Records provided:
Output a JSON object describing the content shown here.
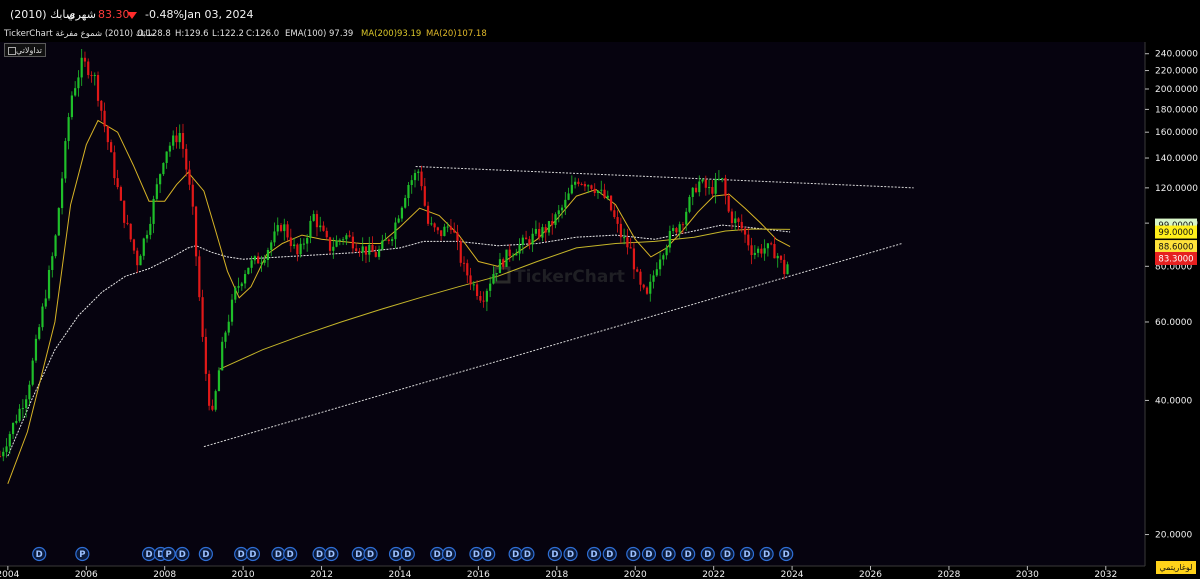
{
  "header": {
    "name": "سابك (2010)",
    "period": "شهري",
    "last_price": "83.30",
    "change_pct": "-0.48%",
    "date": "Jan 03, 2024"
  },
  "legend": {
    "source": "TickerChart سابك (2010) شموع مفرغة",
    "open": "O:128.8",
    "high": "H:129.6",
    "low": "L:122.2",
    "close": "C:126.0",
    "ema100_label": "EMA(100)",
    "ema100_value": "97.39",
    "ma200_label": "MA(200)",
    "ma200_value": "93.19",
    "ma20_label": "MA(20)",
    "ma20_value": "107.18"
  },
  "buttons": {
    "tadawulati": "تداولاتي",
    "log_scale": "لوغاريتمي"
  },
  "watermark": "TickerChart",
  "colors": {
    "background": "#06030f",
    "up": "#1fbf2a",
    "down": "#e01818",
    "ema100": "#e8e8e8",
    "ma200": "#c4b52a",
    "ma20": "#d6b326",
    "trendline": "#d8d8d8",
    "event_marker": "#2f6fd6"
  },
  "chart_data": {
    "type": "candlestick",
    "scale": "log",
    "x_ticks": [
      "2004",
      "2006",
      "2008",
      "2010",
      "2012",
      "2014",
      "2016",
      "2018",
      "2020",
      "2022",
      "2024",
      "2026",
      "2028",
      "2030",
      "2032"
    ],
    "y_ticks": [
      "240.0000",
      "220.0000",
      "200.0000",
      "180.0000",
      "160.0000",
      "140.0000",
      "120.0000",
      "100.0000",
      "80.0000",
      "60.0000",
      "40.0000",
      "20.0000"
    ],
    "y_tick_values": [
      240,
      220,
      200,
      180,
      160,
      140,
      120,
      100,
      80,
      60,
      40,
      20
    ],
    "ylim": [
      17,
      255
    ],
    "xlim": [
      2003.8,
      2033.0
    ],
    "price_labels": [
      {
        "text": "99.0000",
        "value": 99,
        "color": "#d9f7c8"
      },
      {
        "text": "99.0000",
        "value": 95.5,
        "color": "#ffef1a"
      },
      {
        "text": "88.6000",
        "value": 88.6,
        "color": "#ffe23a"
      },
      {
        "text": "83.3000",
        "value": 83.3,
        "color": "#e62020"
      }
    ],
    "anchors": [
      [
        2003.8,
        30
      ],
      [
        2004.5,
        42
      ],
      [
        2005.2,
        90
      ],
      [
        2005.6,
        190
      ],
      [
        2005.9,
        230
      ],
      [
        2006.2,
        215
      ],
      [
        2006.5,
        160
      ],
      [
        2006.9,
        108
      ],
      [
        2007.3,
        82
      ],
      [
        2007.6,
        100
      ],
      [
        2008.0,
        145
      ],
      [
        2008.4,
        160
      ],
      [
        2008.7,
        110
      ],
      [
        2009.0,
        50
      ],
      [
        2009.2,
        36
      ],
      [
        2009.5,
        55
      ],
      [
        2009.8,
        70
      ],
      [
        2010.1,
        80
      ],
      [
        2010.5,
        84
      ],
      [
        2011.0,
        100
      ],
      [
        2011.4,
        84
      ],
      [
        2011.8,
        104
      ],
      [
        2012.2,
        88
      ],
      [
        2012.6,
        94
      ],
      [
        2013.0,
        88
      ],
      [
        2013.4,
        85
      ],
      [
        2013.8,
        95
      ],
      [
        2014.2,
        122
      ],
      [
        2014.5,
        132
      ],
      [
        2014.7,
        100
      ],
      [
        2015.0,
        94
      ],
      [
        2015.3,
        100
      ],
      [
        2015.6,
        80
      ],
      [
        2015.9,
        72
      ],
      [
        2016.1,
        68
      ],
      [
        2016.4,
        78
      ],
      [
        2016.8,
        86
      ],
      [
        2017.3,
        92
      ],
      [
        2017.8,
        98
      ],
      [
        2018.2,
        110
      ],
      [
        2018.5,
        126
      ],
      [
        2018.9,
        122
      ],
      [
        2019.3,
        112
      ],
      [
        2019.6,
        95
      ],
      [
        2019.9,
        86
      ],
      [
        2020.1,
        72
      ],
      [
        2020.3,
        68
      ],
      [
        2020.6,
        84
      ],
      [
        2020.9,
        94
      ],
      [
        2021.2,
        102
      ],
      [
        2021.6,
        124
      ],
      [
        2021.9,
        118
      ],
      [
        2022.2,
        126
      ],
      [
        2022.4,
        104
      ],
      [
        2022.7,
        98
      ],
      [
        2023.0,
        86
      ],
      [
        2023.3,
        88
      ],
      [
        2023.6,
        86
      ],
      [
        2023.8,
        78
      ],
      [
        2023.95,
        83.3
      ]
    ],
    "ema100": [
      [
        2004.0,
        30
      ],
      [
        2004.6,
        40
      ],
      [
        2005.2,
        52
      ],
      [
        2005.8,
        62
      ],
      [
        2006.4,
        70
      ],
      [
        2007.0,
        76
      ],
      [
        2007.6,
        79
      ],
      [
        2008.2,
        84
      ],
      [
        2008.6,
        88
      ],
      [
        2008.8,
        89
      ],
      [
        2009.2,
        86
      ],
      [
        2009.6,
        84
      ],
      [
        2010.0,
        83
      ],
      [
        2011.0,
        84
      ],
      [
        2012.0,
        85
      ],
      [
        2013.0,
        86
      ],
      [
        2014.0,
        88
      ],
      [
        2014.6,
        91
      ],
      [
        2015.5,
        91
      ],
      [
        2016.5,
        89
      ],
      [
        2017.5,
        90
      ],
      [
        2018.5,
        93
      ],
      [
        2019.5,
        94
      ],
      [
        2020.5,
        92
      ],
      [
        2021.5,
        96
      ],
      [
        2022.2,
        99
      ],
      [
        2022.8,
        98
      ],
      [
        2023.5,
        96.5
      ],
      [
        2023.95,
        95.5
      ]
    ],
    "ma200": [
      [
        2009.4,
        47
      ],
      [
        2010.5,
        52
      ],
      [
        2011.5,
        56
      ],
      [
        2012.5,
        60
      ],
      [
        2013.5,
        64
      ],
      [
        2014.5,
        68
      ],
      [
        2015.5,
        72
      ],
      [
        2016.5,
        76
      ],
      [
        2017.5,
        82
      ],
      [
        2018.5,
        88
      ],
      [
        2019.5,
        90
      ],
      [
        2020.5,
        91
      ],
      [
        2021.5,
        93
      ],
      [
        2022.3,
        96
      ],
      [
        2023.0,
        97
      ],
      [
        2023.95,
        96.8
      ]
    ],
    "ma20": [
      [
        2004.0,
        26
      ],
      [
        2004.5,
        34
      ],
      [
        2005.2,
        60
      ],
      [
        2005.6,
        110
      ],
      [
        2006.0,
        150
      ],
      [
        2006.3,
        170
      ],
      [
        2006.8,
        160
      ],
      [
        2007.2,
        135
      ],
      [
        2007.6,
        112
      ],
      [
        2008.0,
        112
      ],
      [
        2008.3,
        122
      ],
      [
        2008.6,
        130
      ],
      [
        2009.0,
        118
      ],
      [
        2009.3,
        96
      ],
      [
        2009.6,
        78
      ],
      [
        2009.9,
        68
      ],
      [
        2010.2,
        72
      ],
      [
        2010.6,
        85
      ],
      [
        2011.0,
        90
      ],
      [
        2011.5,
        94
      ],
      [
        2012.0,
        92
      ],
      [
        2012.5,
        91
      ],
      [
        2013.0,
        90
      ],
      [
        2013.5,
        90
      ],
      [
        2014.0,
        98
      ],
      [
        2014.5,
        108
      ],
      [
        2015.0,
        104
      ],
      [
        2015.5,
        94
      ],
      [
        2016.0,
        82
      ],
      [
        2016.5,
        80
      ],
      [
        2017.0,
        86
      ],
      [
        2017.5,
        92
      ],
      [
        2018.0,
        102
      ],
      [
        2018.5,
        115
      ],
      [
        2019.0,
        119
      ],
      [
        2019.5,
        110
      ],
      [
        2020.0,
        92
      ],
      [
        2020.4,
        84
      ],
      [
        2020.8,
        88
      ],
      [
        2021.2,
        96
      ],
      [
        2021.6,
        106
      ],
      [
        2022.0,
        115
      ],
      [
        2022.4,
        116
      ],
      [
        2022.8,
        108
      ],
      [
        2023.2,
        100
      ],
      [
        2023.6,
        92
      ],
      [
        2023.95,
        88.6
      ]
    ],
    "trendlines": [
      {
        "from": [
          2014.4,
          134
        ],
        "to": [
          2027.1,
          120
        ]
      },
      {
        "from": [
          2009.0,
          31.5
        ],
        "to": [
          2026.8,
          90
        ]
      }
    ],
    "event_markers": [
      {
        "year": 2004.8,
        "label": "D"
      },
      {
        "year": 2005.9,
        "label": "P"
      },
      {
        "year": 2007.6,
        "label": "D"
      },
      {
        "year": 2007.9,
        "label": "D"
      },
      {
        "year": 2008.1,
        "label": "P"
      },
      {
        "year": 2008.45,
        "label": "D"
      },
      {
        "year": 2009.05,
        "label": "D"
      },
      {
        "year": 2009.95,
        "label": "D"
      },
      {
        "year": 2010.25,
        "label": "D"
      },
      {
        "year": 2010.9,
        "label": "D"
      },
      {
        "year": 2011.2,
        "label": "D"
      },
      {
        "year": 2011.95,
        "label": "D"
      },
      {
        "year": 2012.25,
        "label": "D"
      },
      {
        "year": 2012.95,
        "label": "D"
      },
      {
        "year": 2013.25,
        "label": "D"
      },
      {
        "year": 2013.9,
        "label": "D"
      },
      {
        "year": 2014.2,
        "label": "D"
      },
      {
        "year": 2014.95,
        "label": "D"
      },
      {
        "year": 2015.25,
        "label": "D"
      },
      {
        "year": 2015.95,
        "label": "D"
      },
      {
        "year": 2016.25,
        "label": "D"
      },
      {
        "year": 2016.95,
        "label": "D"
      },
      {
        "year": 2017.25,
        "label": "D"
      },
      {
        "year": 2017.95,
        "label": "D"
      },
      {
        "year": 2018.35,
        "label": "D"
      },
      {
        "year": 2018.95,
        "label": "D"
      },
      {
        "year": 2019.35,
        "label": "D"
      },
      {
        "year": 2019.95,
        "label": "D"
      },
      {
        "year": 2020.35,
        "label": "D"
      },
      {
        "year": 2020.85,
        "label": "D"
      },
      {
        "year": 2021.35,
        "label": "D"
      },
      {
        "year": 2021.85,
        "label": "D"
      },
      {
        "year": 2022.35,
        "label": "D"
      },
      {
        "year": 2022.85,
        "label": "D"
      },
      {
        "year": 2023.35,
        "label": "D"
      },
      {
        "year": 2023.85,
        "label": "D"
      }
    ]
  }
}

Exercise: Copy out all lines where the word "TickerChart" appears.

Response to the exercise:
    "source": "TickerChart سابك (2010) شموع مفرغة",
  "watermark": "TickerChart",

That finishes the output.